** Start of Supplied records **

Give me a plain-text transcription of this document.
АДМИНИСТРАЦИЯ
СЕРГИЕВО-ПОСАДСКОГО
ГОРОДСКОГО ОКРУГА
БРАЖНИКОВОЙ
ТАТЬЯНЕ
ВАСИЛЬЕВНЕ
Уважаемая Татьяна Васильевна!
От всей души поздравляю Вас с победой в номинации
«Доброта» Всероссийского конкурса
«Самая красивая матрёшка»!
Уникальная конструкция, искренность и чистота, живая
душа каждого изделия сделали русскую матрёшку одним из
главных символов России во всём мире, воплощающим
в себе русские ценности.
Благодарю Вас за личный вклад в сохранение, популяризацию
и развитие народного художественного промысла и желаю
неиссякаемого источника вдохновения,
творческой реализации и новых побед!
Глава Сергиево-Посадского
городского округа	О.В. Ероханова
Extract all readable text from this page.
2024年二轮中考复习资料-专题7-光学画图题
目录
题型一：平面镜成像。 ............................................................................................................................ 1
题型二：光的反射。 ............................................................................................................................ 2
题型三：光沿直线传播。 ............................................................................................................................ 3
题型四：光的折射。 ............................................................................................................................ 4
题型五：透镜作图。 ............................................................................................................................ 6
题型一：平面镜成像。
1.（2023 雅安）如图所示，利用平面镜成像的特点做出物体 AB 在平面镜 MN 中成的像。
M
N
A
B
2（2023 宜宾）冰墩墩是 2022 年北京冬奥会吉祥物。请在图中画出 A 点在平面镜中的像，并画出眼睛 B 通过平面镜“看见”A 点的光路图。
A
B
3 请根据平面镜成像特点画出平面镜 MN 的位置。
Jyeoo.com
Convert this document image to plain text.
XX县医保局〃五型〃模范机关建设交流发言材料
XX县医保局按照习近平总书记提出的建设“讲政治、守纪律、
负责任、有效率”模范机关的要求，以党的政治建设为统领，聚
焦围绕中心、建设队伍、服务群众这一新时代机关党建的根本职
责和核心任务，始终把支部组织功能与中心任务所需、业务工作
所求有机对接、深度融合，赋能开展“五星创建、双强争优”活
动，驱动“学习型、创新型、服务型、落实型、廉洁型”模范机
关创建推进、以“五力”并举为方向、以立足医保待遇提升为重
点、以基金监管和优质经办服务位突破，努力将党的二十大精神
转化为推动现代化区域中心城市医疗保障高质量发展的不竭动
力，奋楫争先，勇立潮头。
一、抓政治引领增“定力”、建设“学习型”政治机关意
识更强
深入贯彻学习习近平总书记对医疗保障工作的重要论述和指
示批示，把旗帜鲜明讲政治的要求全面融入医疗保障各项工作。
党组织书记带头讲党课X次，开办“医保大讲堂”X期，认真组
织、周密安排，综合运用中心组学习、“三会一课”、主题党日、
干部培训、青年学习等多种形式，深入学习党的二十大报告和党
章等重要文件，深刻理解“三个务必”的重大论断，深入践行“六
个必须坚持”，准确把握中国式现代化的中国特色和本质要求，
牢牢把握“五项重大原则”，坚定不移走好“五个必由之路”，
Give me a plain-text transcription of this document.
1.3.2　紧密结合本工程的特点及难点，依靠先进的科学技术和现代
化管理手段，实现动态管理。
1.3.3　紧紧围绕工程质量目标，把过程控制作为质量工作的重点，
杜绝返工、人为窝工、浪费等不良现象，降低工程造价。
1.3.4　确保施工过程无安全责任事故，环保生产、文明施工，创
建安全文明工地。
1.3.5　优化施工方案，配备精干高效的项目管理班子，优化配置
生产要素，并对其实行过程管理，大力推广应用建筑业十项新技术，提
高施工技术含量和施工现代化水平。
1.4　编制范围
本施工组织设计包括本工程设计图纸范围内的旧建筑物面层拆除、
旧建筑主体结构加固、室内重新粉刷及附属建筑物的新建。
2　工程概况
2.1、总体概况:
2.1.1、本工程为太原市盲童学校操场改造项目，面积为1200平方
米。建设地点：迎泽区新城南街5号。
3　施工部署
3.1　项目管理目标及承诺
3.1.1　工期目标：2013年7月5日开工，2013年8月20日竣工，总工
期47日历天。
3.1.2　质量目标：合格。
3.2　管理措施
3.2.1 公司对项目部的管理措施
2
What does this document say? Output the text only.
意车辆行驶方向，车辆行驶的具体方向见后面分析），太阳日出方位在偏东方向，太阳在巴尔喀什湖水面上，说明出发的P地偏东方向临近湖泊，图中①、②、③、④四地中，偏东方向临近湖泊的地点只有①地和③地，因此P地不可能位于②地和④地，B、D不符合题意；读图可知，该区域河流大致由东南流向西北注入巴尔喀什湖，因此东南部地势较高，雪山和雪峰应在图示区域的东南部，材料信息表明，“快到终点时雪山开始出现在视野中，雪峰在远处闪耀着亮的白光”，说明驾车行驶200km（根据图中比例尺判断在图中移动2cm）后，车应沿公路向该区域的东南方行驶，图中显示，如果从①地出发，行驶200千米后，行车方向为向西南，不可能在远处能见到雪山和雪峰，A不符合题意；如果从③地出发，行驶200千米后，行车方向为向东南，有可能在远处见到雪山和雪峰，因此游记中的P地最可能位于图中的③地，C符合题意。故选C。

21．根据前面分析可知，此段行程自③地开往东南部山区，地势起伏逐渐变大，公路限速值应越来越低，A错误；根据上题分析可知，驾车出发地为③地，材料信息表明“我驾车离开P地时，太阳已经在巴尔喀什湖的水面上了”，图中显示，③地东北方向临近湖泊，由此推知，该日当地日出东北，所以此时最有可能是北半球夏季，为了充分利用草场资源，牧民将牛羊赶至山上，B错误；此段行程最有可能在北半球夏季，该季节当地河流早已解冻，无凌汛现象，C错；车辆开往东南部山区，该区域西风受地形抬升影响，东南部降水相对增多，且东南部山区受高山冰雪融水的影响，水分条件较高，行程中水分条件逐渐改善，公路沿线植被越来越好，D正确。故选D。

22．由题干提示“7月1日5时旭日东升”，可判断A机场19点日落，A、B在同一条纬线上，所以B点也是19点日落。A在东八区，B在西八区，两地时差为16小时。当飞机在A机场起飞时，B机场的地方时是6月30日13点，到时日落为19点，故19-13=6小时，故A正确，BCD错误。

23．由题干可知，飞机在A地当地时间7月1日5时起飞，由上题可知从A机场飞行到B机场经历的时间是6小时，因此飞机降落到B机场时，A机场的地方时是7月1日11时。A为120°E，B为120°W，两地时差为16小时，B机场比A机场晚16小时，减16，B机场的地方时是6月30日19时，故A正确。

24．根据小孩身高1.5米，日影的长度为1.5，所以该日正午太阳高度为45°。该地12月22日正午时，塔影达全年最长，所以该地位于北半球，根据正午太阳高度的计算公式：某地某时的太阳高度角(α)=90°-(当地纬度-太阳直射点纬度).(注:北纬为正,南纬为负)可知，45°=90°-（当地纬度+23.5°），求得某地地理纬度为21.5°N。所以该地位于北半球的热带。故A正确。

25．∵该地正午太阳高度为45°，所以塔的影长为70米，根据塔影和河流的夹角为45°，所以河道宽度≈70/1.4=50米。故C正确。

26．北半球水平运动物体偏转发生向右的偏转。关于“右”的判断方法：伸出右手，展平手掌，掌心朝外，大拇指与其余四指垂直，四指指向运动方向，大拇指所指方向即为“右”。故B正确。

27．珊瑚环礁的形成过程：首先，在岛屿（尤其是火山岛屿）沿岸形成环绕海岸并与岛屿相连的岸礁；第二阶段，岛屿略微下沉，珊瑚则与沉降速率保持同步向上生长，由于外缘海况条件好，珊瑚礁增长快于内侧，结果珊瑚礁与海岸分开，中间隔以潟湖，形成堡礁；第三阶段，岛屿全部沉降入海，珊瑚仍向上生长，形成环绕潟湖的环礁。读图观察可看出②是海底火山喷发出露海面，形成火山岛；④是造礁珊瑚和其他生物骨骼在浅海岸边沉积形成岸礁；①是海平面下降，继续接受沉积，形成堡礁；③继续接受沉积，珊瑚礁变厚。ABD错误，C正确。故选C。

** End of Supplied records **

_What the task asks_
Take every line above carrying "document" and return it.

_The response_
Give me a plain-text transcription of this document.
Convert this document image to plain text.
Give me a plain-text transcription of this document.
What does this document say? Output the text only.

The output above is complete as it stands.